## YOUR GOAL
Identify all lines in the listing that include the word "Bereich", and copy them out.

## PROVIDED DATA
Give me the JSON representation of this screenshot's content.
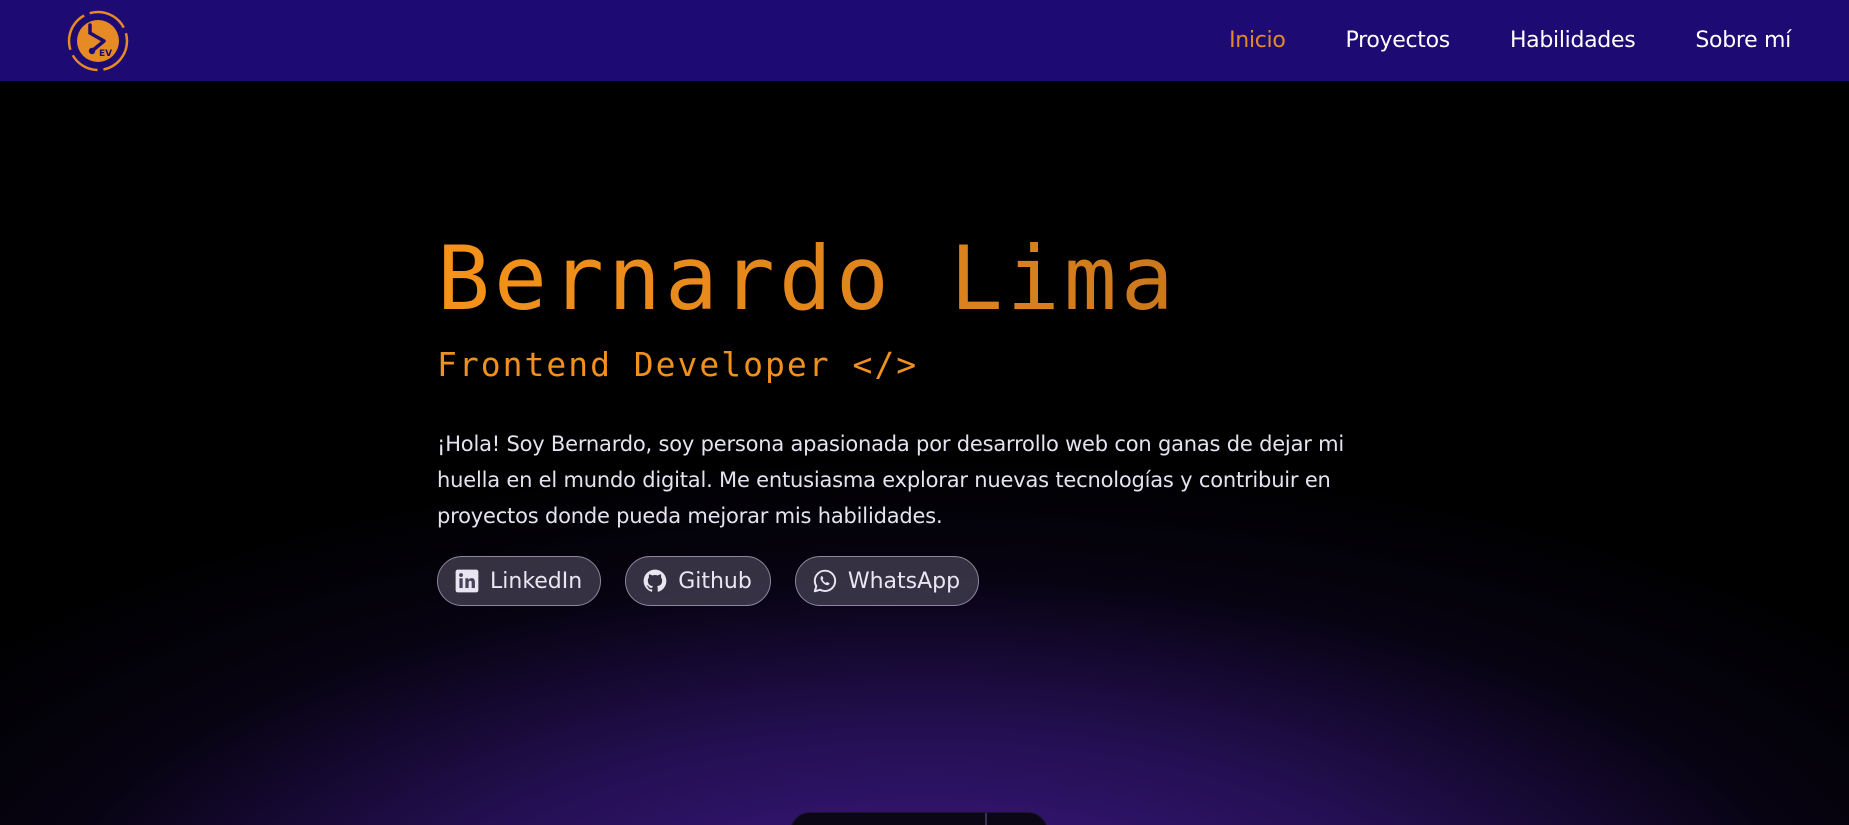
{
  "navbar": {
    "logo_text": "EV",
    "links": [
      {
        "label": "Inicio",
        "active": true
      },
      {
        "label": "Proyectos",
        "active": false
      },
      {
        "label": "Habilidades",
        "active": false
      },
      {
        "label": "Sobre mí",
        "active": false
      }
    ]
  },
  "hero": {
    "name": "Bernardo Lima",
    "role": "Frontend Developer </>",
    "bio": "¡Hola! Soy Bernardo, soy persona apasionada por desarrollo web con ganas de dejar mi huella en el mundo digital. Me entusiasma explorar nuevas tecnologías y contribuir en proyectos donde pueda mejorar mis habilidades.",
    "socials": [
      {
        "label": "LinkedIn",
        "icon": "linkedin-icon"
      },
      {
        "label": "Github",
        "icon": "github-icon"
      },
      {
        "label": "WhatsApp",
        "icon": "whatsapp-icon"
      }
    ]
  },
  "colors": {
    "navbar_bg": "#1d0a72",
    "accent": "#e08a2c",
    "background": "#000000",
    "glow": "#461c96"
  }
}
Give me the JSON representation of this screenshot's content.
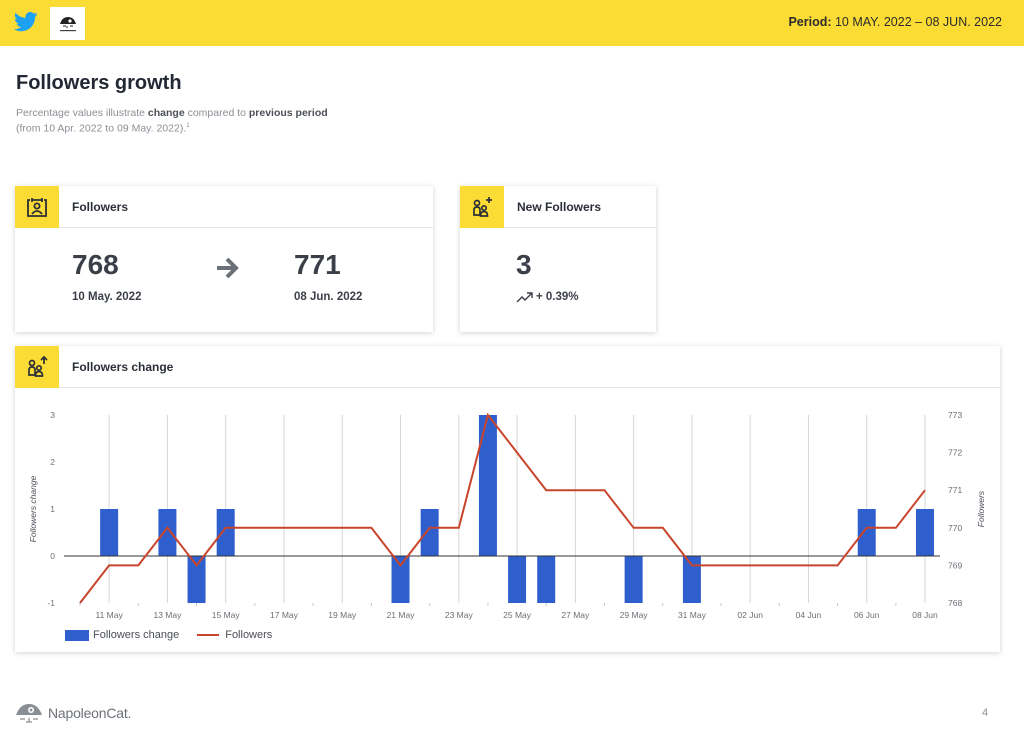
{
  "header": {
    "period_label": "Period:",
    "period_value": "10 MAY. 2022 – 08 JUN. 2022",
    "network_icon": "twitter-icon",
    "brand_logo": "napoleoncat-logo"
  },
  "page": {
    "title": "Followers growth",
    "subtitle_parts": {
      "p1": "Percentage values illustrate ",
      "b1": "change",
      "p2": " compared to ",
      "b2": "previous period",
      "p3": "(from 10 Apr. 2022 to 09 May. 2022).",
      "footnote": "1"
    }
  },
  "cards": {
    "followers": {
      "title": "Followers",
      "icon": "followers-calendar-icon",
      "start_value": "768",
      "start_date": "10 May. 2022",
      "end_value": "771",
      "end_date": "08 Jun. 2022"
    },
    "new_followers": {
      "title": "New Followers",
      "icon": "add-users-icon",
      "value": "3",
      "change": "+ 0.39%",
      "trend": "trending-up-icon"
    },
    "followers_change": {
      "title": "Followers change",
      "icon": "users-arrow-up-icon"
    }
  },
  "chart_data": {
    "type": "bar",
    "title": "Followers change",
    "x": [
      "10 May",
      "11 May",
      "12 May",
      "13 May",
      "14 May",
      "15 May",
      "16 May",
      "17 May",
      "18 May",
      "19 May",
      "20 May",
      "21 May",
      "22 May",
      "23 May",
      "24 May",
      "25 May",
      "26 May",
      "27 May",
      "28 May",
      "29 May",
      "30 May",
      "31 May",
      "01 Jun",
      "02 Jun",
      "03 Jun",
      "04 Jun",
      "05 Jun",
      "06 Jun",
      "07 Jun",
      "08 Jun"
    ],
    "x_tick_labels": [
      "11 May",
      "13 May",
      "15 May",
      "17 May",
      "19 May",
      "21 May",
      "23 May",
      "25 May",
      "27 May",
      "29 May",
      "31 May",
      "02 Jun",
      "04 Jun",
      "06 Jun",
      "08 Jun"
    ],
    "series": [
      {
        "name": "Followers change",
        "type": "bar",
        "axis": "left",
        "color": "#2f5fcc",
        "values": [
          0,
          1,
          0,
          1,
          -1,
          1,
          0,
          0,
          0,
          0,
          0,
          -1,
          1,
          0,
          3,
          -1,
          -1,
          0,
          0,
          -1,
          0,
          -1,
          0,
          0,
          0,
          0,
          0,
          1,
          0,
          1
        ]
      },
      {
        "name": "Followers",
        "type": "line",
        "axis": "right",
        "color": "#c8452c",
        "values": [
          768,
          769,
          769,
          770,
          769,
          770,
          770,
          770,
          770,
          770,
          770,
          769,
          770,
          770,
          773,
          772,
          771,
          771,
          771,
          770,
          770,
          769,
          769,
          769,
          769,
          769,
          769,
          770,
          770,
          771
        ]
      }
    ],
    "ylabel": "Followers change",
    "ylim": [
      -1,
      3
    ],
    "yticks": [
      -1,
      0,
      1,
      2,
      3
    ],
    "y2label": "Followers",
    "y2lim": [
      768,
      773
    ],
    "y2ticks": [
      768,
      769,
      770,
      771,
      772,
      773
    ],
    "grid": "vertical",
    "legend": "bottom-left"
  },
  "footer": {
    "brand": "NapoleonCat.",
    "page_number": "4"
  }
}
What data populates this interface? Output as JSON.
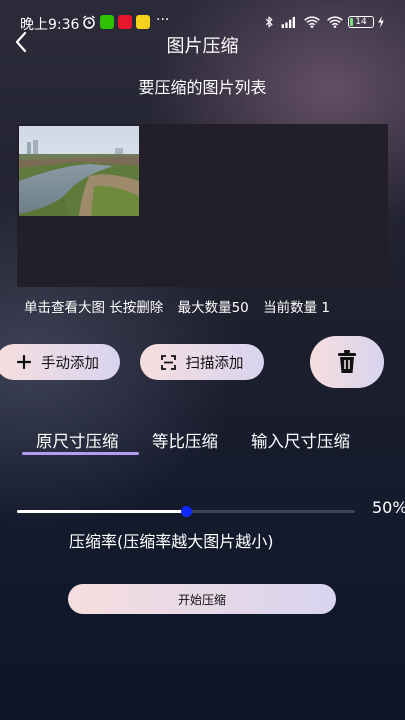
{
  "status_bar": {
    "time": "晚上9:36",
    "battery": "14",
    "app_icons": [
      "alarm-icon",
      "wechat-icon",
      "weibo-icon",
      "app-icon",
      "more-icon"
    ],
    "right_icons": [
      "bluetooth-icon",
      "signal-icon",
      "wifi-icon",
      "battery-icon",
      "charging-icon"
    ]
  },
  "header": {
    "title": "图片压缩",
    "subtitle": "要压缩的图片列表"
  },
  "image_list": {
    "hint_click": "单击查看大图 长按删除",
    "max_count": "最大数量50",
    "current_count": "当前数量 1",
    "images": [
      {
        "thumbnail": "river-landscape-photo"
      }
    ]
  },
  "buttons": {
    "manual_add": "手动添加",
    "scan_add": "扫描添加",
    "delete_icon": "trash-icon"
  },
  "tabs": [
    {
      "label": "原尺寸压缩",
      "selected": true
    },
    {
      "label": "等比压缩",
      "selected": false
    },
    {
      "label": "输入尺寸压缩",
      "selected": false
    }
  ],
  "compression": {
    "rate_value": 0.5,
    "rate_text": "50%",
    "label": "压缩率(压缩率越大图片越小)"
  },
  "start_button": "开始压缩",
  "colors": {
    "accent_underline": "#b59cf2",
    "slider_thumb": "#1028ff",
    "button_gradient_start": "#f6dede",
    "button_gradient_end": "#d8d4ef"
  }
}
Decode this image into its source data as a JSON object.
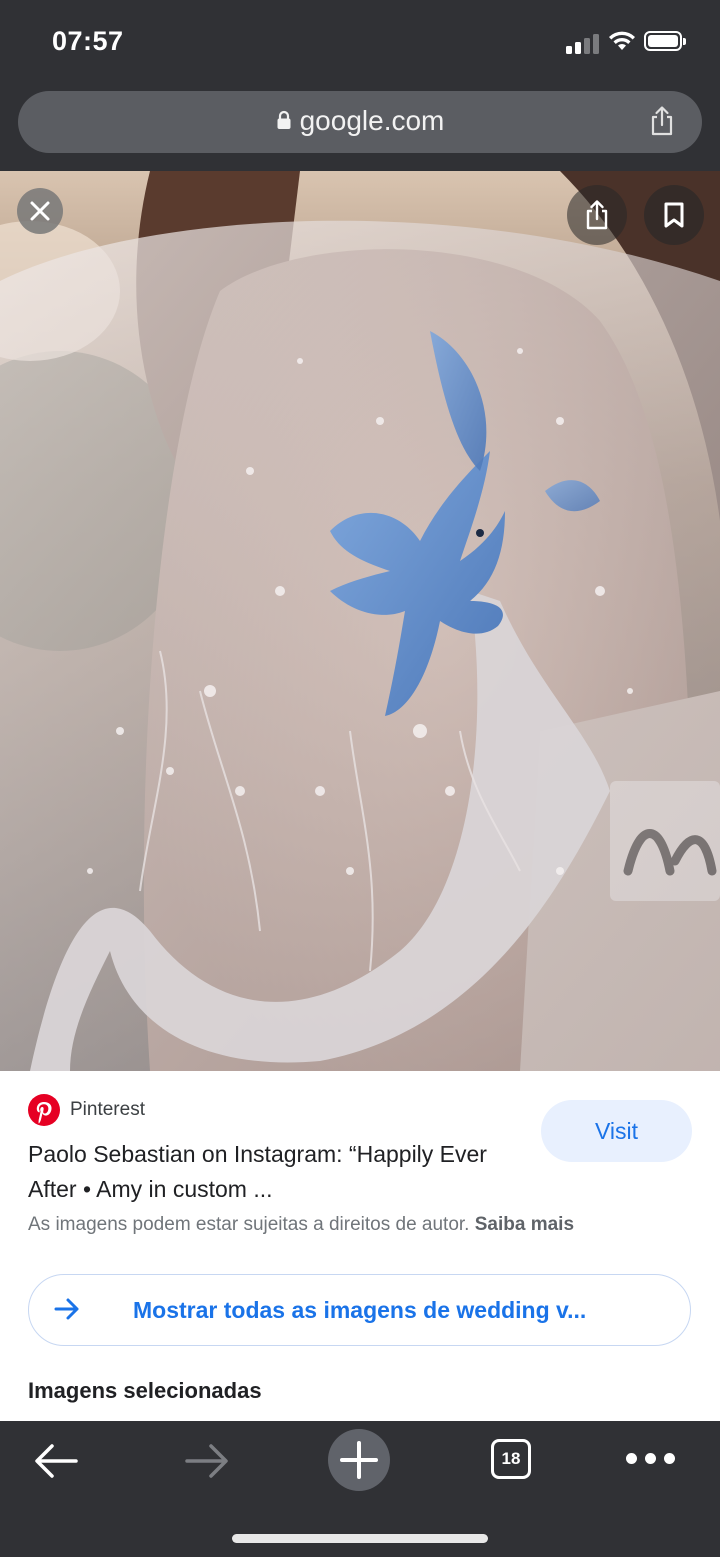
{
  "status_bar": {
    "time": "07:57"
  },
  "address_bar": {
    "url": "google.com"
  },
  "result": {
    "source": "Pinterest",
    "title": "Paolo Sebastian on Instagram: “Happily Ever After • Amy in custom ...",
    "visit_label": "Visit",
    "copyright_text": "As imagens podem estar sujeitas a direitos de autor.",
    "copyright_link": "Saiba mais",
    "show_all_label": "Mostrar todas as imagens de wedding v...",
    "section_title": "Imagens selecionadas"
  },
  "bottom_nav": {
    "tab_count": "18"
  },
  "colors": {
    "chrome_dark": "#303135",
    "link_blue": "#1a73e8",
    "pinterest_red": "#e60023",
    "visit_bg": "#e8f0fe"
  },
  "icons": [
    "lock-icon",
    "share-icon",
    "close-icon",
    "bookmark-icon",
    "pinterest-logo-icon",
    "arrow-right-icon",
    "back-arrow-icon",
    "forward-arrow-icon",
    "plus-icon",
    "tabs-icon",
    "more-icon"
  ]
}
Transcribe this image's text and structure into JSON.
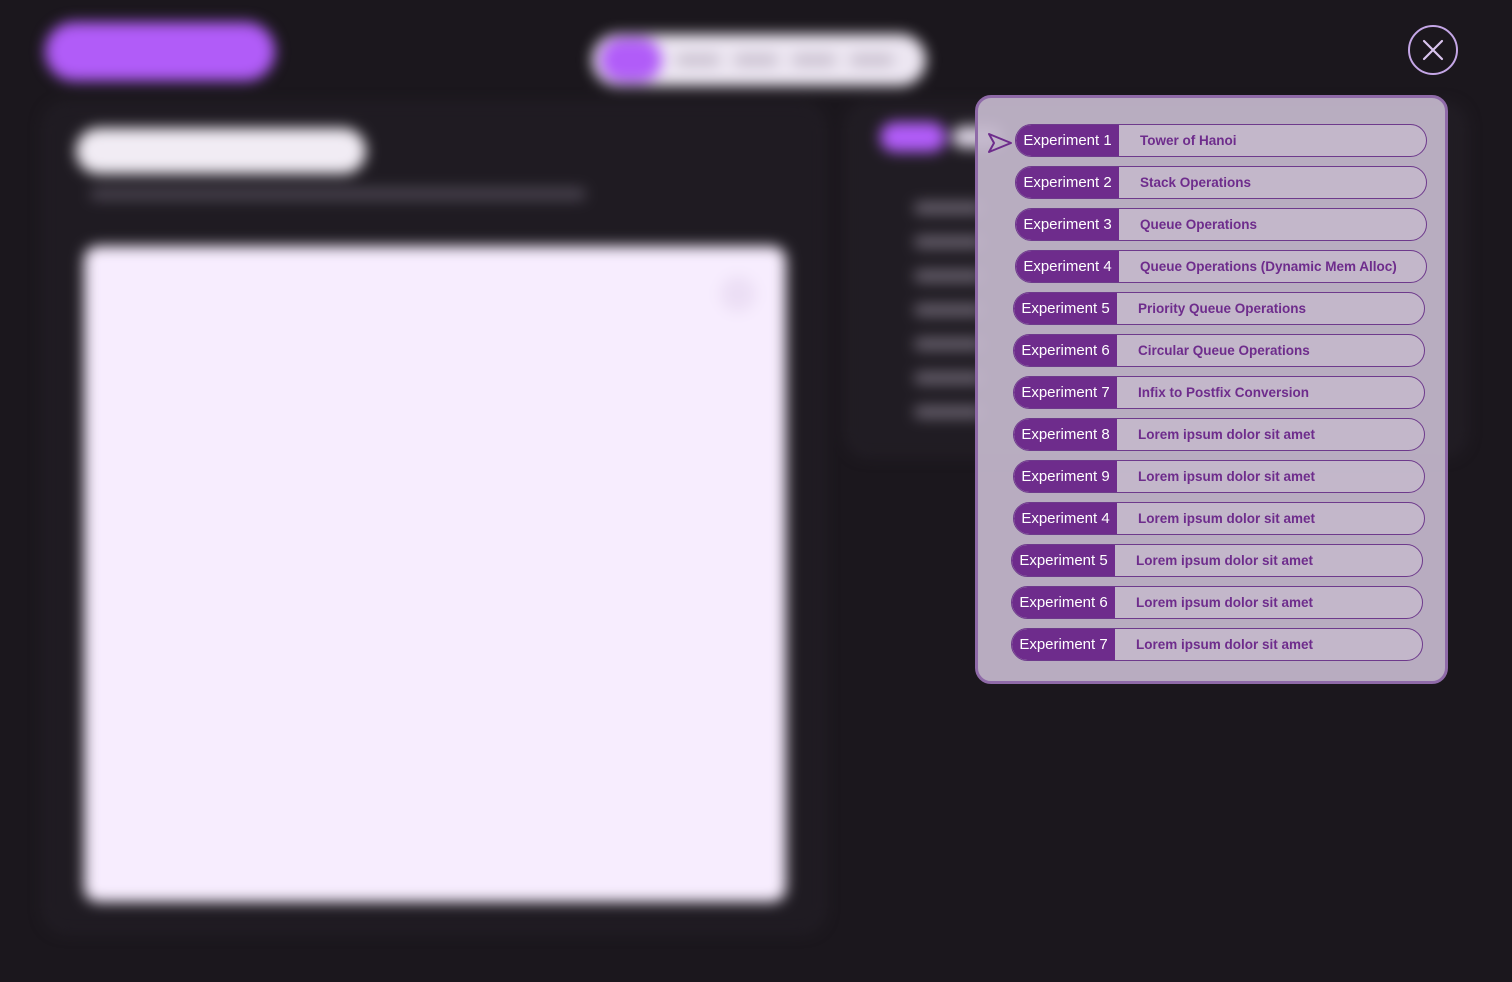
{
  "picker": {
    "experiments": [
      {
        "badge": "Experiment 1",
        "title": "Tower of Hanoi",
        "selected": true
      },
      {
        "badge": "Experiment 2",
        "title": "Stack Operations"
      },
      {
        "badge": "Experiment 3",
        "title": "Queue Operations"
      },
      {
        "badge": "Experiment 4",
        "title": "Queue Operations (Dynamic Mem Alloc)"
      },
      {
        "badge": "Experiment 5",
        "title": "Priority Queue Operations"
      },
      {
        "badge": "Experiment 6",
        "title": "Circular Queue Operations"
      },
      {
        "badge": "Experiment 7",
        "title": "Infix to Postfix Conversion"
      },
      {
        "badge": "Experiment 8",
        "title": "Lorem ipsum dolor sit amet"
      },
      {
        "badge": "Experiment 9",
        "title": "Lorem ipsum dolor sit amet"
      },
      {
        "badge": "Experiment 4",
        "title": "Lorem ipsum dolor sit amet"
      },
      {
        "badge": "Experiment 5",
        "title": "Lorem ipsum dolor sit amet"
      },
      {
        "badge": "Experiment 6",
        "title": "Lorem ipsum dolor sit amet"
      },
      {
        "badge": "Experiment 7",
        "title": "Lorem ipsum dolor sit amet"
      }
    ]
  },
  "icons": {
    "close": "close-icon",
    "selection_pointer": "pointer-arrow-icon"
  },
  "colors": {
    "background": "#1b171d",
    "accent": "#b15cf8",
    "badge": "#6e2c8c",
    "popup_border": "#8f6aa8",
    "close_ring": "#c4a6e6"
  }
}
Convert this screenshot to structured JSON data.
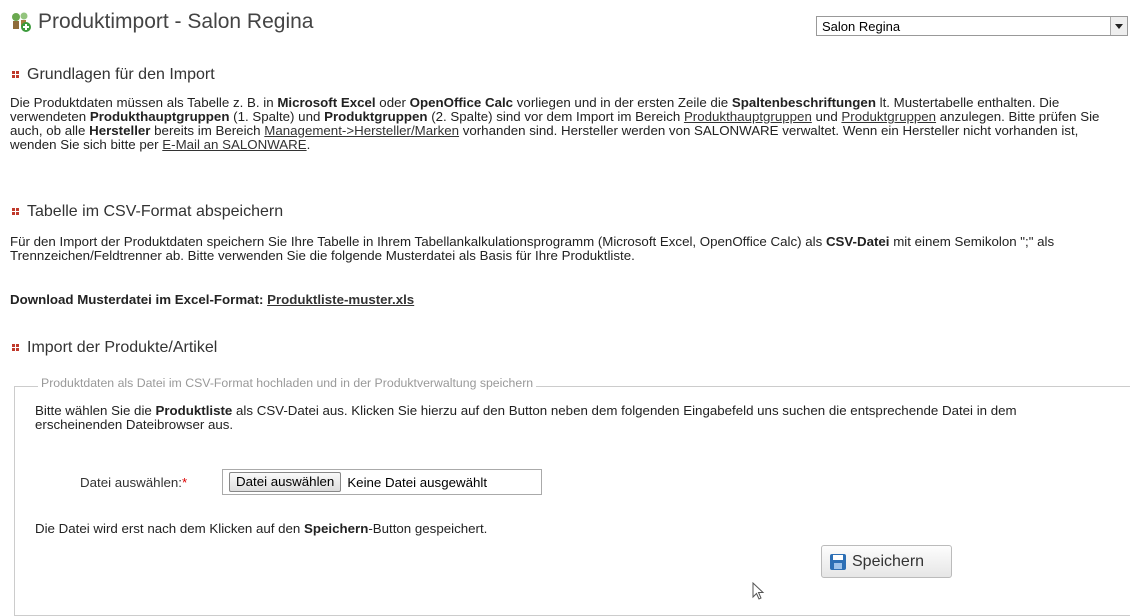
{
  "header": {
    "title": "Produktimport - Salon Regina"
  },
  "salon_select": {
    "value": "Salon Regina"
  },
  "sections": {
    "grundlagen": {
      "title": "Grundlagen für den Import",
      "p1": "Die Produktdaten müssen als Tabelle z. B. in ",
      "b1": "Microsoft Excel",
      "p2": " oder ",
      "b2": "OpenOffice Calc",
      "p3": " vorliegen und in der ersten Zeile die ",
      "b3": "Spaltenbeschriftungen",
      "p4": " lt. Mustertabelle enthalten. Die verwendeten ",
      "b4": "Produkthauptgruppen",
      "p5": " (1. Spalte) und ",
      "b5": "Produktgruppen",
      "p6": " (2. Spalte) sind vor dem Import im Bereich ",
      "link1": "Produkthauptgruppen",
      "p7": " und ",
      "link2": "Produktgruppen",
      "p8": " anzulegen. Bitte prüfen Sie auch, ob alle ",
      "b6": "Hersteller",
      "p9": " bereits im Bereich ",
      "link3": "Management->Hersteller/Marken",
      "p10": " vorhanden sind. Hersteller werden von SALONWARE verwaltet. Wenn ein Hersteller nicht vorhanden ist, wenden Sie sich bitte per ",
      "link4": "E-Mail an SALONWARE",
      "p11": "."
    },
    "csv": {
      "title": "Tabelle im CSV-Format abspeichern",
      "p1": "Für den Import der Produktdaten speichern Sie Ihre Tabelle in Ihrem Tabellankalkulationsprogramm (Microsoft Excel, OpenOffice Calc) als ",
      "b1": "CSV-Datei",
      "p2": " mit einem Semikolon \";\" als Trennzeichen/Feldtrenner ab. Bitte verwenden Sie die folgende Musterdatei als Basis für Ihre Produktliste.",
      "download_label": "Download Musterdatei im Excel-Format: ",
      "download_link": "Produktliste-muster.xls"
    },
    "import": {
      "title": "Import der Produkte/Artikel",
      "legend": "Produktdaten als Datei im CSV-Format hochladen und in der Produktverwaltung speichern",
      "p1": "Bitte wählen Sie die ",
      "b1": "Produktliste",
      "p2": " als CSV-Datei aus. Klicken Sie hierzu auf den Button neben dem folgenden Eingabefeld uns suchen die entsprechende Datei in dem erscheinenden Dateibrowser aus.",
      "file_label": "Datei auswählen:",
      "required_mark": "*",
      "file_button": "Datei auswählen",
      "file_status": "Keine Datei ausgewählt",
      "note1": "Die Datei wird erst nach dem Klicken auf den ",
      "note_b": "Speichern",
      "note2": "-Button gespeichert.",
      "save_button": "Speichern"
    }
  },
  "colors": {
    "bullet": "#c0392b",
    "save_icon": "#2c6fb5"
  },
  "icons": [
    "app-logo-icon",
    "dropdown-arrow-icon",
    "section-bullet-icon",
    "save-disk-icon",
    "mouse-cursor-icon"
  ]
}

## RESPONSE BELOW
      "p6": " (2. Spalte) sind vor dem Import im Bereich ",
      "p9": " bereits im Bereich ",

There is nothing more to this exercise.